Stated goal
From the entries below, tally how many lines contain "this" and report only that figure.
>>>>>
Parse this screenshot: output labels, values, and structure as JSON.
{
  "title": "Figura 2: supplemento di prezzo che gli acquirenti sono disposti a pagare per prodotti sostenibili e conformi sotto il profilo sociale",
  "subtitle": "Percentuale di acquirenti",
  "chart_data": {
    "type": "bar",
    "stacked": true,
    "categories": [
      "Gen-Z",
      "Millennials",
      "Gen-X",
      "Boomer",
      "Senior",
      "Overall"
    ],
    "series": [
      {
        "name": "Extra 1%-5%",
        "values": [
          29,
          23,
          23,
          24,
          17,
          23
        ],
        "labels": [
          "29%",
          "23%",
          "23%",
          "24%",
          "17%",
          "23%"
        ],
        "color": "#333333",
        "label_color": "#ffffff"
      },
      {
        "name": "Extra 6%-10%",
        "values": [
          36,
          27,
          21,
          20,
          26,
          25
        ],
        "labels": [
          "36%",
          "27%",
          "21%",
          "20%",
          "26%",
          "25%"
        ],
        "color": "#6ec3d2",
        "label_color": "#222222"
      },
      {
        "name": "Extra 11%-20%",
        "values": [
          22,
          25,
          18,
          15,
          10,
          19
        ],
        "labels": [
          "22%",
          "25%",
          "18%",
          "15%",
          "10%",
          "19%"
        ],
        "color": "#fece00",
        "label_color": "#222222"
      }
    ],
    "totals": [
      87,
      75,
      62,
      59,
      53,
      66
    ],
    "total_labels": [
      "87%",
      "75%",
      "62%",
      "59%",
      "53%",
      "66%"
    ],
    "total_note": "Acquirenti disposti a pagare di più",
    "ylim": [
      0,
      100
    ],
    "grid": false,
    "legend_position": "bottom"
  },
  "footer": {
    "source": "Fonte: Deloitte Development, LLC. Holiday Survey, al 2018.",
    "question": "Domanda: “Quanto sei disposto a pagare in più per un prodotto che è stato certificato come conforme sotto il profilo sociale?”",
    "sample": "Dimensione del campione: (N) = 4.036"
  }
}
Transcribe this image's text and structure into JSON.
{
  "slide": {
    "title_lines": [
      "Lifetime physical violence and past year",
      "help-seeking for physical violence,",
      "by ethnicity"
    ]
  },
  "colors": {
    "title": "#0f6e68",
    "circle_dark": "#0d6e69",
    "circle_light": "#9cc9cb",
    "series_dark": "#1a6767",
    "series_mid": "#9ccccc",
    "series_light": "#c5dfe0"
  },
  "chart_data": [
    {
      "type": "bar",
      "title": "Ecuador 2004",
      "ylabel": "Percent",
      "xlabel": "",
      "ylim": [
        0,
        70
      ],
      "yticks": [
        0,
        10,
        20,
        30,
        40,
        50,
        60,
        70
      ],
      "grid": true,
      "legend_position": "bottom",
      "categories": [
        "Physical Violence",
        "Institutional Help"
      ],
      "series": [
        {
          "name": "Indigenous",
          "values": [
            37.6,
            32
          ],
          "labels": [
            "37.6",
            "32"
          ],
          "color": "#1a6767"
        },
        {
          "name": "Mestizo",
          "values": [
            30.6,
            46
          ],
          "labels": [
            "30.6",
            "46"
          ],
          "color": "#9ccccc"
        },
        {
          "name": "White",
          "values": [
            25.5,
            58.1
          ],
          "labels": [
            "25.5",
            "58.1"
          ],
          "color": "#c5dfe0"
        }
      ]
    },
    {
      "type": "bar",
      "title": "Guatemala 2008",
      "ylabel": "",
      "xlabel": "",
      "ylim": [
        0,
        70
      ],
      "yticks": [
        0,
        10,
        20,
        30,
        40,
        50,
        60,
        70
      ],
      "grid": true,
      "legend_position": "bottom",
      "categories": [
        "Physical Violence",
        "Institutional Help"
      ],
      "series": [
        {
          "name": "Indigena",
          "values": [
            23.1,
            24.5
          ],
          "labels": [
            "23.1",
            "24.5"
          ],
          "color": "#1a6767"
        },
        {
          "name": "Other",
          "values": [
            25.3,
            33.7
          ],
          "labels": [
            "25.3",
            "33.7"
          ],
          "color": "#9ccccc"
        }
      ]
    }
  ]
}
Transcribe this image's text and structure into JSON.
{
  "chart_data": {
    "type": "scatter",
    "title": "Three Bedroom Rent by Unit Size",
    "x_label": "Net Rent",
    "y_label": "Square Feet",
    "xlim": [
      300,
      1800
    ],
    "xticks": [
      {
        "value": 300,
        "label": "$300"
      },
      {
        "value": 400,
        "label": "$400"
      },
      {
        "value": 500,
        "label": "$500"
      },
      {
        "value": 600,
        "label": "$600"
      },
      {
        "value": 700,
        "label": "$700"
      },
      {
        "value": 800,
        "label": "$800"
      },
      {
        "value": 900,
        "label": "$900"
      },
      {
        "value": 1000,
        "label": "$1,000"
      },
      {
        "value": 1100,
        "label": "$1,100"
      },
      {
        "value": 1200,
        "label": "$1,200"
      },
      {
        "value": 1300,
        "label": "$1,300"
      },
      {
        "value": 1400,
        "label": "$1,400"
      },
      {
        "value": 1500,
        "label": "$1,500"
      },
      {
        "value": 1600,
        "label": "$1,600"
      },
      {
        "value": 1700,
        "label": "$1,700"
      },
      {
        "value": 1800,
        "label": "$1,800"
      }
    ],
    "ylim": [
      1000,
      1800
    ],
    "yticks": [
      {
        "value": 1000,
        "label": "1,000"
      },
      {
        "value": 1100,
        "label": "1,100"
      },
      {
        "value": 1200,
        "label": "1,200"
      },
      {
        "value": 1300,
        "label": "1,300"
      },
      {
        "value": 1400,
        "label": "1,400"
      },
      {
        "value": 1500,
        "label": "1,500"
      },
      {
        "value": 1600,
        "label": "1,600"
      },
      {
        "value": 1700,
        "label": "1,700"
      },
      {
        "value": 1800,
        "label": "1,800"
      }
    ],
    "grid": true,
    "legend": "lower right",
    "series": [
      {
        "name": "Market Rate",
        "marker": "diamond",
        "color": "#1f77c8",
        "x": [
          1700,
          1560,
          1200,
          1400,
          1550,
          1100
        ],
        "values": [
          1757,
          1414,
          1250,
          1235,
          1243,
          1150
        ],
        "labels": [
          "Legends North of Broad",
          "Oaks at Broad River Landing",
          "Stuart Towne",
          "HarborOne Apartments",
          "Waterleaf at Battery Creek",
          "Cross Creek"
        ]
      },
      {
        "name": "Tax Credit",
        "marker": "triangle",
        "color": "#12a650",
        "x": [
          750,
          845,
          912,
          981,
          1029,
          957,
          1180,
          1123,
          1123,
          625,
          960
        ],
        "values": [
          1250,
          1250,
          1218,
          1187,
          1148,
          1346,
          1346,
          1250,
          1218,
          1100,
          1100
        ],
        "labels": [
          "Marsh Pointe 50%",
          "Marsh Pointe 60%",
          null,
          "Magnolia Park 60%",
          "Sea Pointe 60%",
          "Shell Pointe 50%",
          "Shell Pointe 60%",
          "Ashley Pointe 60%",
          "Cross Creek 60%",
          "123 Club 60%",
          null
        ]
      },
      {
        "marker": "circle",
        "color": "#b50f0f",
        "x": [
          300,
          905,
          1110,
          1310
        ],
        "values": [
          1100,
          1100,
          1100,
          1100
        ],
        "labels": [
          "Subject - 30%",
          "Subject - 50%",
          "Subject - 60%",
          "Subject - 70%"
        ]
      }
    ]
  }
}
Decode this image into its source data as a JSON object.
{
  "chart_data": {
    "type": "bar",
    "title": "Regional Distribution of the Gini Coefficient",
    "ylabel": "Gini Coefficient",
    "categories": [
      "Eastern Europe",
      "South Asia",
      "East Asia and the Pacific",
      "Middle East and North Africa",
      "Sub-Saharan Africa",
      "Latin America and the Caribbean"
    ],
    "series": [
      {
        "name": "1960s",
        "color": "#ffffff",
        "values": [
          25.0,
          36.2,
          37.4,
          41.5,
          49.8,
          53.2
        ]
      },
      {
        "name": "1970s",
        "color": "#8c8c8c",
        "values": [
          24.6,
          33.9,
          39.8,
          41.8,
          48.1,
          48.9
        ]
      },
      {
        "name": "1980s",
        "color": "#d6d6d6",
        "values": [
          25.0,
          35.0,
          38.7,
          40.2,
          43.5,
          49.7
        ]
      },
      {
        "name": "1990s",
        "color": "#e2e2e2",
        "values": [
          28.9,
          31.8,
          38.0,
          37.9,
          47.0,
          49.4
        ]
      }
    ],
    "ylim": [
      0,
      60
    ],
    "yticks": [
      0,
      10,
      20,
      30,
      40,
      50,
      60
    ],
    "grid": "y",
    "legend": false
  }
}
<<<<<
Written solution
4